(Stored data entries)
————————

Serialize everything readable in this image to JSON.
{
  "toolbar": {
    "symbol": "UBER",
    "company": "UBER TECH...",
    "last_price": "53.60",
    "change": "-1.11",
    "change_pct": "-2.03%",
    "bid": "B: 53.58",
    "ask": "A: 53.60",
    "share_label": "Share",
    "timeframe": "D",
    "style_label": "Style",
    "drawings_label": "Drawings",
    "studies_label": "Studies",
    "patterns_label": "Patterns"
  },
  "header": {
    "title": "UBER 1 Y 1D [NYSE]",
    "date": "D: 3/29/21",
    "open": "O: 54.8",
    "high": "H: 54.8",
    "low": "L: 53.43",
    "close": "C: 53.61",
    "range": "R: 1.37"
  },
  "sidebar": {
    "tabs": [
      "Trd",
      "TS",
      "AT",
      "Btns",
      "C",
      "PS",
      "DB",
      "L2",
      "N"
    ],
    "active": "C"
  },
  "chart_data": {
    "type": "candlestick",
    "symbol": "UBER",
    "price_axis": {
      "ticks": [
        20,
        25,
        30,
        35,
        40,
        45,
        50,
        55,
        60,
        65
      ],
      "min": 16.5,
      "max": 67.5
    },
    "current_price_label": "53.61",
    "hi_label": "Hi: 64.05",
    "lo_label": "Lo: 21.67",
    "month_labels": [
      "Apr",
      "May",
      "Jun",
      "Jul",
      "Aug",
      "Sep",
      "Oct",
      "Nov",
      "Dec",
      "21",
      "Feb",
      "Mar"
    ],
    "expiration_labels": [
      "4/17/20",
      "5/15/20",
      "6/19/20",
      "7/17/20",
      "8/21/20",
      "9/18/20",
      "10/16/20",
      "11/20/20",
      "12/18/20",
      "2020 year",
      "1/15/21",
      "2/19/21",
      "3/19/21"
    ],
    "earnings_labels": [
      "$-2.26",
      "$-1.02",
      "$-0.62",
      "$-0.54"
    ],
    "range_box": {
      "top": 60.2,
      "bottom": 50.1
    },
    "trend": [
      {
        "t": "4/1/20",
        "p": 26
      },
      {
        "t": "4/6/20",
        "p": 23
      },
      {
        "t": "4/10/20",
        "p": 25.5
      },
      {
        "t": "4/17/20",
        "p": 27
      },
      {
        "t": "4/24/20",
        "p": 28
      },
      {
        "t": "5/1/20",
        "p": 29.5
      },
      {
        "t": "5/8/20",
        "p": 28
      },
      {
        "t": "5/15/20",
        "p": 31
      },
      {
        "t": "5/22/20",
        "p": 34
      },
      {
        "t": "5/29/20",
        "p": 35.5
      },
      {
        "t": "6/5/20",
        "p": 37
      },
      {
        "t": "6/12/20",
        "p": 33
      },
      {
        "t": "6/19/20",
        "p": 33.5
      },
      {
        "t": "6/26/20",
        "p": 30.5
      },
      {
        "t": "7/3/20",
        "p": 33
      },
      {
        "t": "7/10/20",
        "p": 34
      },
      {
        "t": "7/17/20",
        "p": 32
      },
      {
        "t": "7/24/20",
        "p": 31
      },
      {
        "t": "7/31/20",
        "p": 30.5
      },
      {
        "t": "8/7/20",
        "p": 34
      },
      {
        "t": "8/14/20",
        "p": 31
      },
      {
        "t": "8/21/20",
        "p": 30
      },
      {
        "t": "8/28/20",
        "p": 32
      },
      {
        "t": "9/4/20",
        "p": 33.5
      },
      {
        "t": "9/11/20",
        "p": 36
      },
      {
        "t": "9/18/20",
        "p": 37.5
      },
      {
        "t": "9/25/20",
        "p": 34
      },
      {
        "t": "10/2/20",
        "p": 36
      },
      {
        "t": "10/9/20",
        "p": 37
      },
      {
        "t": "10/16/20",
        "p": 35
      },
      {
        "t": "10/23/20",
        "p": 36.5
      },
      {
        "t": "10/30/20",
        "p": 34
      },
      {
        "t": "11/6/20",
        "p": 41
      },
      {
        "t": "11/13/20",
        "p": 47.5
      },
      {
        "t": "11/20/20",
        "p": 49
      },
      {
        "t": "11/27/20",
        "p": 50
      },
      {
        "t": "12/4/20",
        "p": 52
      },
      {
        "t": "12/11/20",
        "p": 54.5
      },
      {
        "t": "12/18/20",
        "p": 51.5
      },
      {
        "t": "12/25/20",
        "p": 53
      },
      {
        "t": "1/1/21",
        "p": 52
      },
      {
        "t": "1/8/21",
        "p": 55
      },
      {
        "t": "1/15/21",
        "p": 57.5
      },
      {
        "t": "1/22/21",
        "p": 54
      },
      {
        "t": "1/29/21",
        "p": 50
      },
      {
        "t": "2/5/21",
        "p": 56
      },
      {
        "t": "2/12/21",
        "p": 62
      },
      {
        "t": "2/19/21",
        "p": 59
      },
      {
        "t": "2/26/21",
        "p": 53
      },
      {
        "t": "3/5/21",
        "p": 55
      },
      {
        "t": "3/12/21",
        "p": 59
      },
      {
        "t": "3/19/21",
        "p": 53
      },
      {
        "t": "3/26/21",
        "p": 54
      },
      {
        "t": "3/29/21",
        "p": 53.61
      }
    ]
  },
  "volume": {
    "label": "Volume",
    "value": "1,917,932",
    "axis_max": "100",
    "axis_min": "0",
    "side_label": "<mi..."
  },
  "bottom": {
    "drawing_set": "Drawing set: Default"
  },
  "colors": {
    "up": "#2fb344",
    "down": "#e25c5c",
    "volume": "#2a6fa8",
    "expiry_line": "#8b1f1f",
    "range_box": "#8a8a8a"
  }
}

————————

• Work to do
Output every line above without altering anything.

• Exercise answer
Serialize everything readable in this image to JSON.
{
  "toolbar": {
    "symbol": "UBER",
    "company": "UBER TECH...",
    "last_price": "53.60",
    "change": "-1.11",
    "change_pct": "-2.03%",
    "bid": "B: 53.58",
    "ask": "A: 53.60",
    "share_label": "Share",
    "timeframe": "D",
    "style_label": "Style",
    "drawings_label": "Drawings",
    "studies_label": "Studies",
    "patterns_label": "Patterns"
  },
  "header": {
    "title": "UBER 1 Y 1D [NYSE]",
    "date": "D: 3/29/21",
    "open": "O: 54.8",
    "high": "H: 54.8",
    "low": "L: 53.43",
    "close": "C: 53.61",
    "range": "R: 1.37"
  },
  "sidebar": {
    "tabs": [
      "Trd",
      "TS",
      "AT",
      "Btns",
      "C",
      "PS",
      "DB",
      "L2",
      "N"
    ],
    "active": "C"
  },
  "chart_data": {
    "type": "candlestick",
    "symbol": "UBER",
    "price_axis": {
      "ticks": [
        20,
        25,
        30,
        35,
        40,
        45,
        50,
        55,
        60,
        65
      ],
      "min": 16.5,
      "max": 67.5
    },
    "current_price_label": "53.61",
    "hi_label": "Hi: 64.05",
    "lo_label": "Lo: 21.67",
    "month_labels": [
      "Apr",
      "May",
      "Jun",
      "Jul",
      "Aug",
      "Sep",
      "Oct",
      "Nov",
      "Dec",
      "21",
      "Feb",
      "Mar"
    ],
    "expiration_labels": [
      "4/17/20",
      "5/15/20",
      "6/19/20",
      "7/17/20",
      "8/21/20",
      "9/18/20",
      "10/16/20",
      "11/20/20",
      "12/18/20",
      "2020 year",
      "1/15/21",
      "2/19/21",
      "3/19/21"
    ],
    "earnings_labels": [
      "$-2.26",
      "$-1.02",
      "$-0.62",
      "$-0.54"
    ],
    "range_box": {
      "top": 60.2,
      "bottom": 50.1
    },
    "trend": [
      {
        "t": "4/1/20",
        "p": 26
      },
      {
        "t": "4/6/20",
        "p": 23
      },
      {
        "t": "4/10/20",
        "p": 25.5
      },
      {
        "t": "4/17/20",
        "p": 27
      },
      {
        "t": "4/24/20",
        "p": 28
      },
      {
        "t": "5/1/20",
        "p": 29.5
      },
      {
        "t": "5/8/20",
        "p": 28
      },
      {
        "t": "5/15/20",
        "p": 31
      },
      {
        "t": "5/22/20",
        "p": 34
      },
      {
        "t": "5/29/20",
        "p": 35.5
      },
      {
        "t": "6/5/20",
        "p": 37
      },
      {
        "t": "6/12/20",
        "p": 33
      },
      {
        "t": "6/19/20",
        "p": 33.5
      },
      {
        "t": "6/26/20",
        "p": 30.5
      },
      {
        "t": "7/3/20",
        "p": 33
      },
      {
        "t": "7/10/20",
        "p": 34
      },
      {
        "t": "7/17/20",
        "p": 32
      },
      {
        "t": "7/24/20",
        "p": 31
      },
      {
        "t": "7/31/20",
        "p": 30.5
      },
      {
        "t": "8/7/20",
        "p": 34
      },
      {
        "t": "8/14/20",
        "p": 31
      },
      {
        "t": "8/21/20",
        "p": 30
      },
      {
        "t": "8/28/20",
        "p": 32
      },
      {
        "t": "9/4/20",
        "p": 33.5
      },
      {
        "t": "9/11/20",
        "p": 36
      },
      {
        "t": "9/18/20",
        "p": 37.5
      },
      {
        "t": "9/25/20",
        "p": 34
      },
      {
        "t": "10/2/20",
        "p": 36
      },
      {
        "t": "10/9/20",
        "p": 37
      },
      {
        "t": "10/16/20",
        "p": 35
      },
      {
        "t": "10/23/20",
        "p": 36.5
      },
      {
        "t": "10/30/20",
        "p": 34
      },
      {
        "t": "11/6/20",
        "p": 41
      },
      {
        "t": "11/13/20",
        "p": 47.5
      },
      {
        "t": "11/20/20",
        "p": 49
      },
      {
        "t": "11/27/20",
        "p": 50
      },
      {
        "t": "12/4/20",
        "p": 52
      },
      {
        "t": "12/11/20",
        "p": 54.5
      },
      {
        "t": "12/18/20",
        "p": 51.5
      },
      {
        "t": "12/25/20",
        "p": 53
      },
      {
        "t": "1/1/21",
        "p": 52
      },
      {
        "t": "1/8/21",
        "p": 55
      },
      {
        "t": "1/15/21",
        "p": 57.5
      },
      {
        "t": "1/22/21",
        "p": 54
      },
      {
        "t": "1/29/21",
        "p": 50
      },
      {
        "t": "2/5/21",
        "p": 56
      },
      {
        "t": "2/12/21",
        "p": 62
      },
      {
        "t": "2/19/21",
        "p": 59
      },
      {
        "t": "2/26/21",
        "p": 53
      },
      {
        "t": "3/5/21",
        "p": 55
      },
      {
        "t": "3/12/21",
        "p": 59
      },
      {
        "t": "3/19/21",
        "p": 53
      },
      {
        "t": "3/26/21",
        "p": 54
      },
      {
        "t": "3/29/21",
        "p": 53.61
      }
    ]
  },
  "volume": {
    "label": "Volume",
    "value": "1,917,932",
    "axis_max": "100",
    "axis_min": "0",
    "side_label": "<mi..."
  },
  "bottom": {
    "drawing_set": "Drawing set: Default"
  },
  "colors": {
    "up": "#2fb344",
    "down": "#e25c5c",
    "volume": "#2a6fa8",
    "expiry_line": "#8b1f1f",
    "range_box": "#8a8a8a"
  }
}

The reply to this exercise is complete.